--- START Record excerpts ---
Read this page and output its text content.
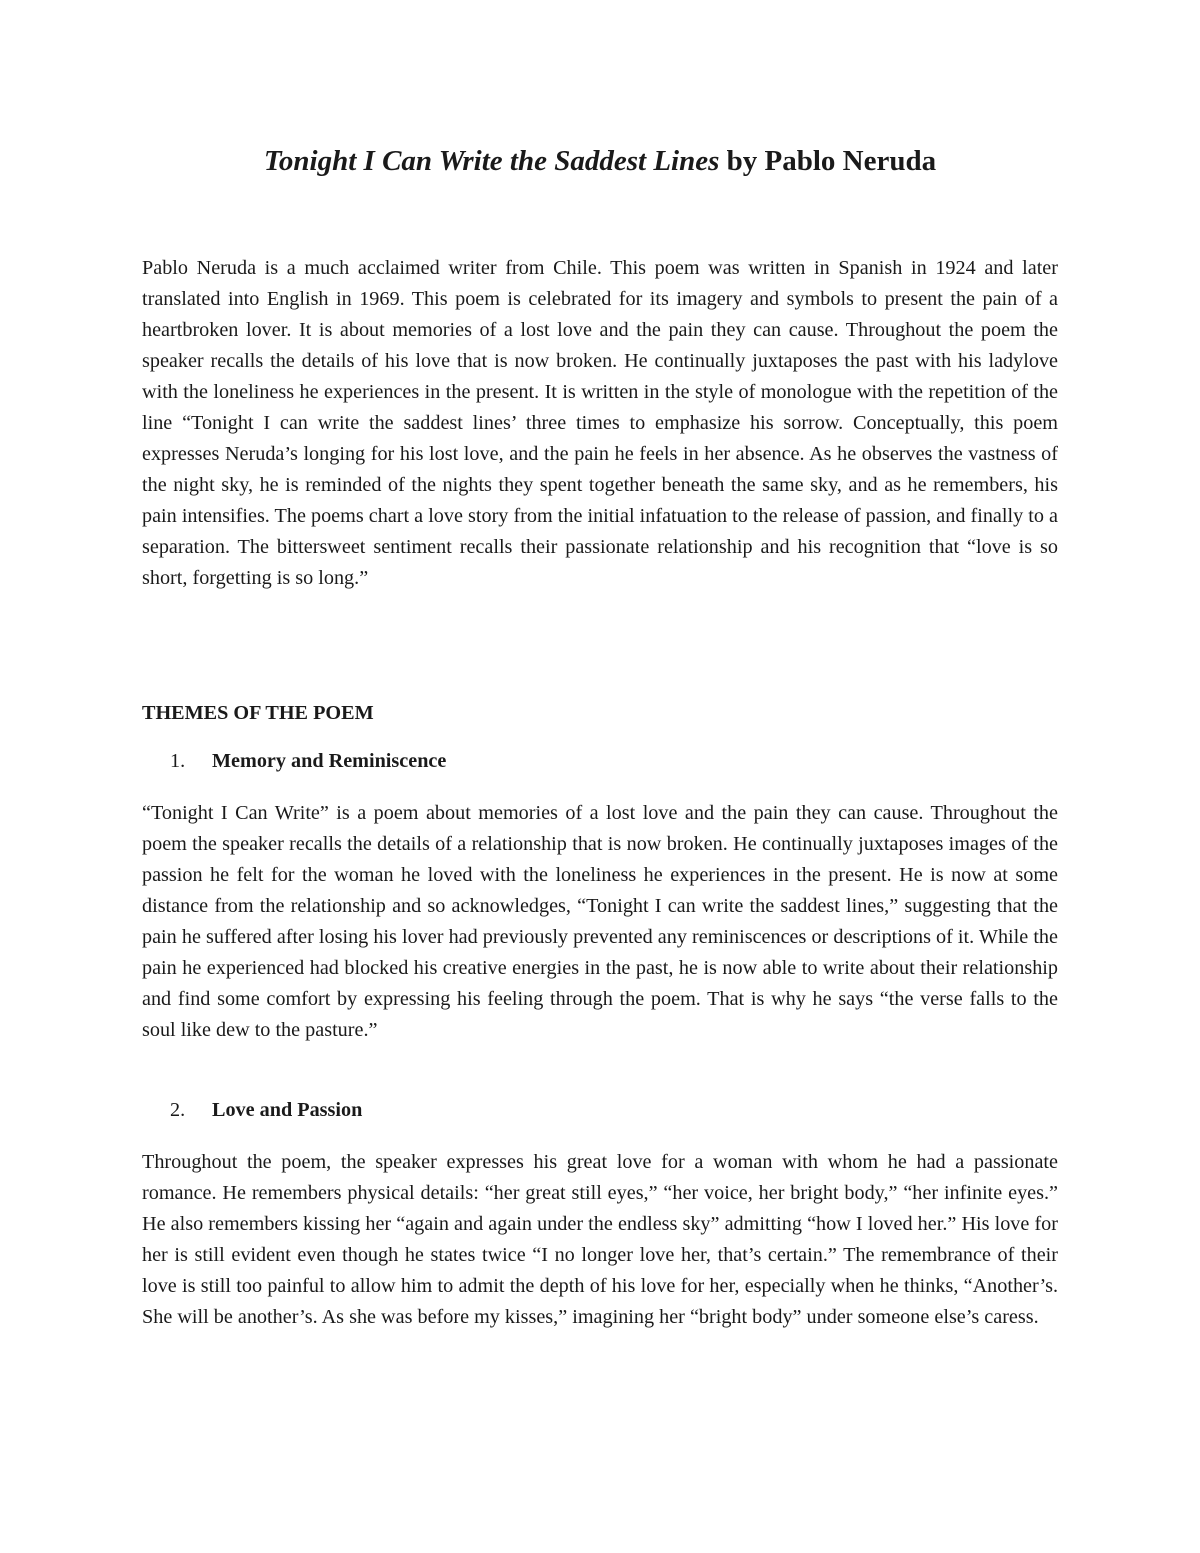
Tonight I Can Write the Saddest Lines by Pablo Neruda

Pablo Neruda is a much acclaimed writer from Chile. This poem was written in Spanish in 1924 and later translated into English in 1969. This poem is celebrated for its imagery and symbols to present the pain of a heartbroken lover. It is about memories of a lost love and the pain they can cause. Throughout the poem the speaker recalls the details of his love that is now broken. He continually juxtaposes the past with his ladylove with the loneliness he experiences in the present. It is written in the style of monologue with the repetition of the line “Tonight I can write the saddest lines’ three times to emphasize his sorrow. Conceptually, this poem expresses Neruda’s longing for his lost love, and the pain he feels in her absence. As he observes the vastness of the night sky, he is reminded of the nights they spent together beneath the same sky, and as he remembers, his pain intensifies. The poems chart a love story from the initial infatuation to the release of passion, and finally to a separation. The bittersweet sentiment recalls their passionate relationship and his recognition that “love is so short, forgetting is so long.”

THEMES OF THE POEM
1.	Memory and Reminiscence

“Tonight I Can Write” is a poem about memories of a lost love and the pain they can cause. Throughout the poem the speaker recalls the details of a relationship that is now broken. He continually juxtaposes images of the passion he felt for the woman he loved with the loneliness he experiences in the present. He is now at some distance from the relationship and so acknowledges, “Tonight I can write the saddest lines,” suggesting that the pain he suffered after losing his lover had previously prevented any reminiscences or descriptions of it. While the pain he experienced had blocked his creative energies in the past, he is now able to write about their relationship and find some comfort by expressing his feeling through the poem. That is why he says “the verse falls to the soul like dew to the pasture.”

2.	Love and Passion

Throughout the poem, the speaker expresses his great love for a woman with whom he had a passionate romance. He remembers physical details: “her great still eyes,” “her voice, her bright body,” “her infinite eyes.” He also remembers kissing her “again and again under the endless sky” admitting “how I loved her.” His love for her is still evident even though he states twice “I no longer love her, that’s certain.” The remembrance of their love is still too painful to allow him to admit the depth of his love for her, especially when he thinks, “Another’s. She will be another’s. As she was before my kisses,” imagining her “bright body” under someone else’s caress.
--- END Record excerpts ---
Retype the whole listing exactly and leave the pictures out.

Read this page and output its text content.
Tonight I Can Write the Saddest Lines by Pablo Neruda

Pablo Neruda is a much acclaimed writer from Chile. This poem was written in Spanish in 1924 and later translated into English in 1969. This poem is celebrated for its imagery and symbols to present the pain of a heartbroken lover. It is about memories of a lost love and the pain they can cause. Throughout the poem the speaker recalls the details of his love that is now broken. He continually juxtaposes the past with his ladylove with the loneliness he experiences in the present. It is written in the style of monologue with the repetition of the line “Tonight I can write the saddest lines’ three times to emphasize his sorrow. Conceptually, this poem expresses Neruda’s longing for his lost love, and the pain he feels in her absence. As he observes the vastness of the night sky, he is reminded of the nights they spent together beneath the same sky, and as he remembers, his pain intensifies. The poems chart a love story from the initial infatuation to the release of passion, and finally to a separation. The bittersweet sentiment recalls their passionate relationship and his recognition that “love is so short, forgetting is so long.”

THEMES OF THE POEM
1.	Memory and Reminiscence

“Tonight I Can Write” is a poem about memories of a lost love and the pain they can cause. Throughout the poem the speaker recalls the details of a relationship that is now broken. He continually juxtaposes images of the passion he felt for the woman he loved with the loneliness he experiences in the present. He is now at some distance from the relationship and so acknowledges, “Tonight I can write the saddest lines,” suggesting that the pain he suffered after losing his lover had previously prevented any reminiscences or descriptions of it. While the pain he experienced had blocked his creative energies in the past, he is now able to write about their relationship and find some comfort by expressing his feeling through the poem. That is why he says “the verse falls to the soul like dew to the pasture.”

2.	Love and Passion

Throughout the poem, the speaker expresses his great love for a woman with whom he had a passionate romance. He remembers physical details: “her great still eyes,” “her voice, her bright body,” “her infinite eyes.” He also remembers kissing her “again and again under the endless sky” admitting “how I loved her.” His love for her is still evident even though he states twice “I no longer love her, that’s certain.” The remembrance of their love is still too painful to allow him to admit the depth of his love for her, especially when he thinks, “Another’s. She will be another’s. As she was before my kisses,” imagining her “bright body” under someone else’s caress.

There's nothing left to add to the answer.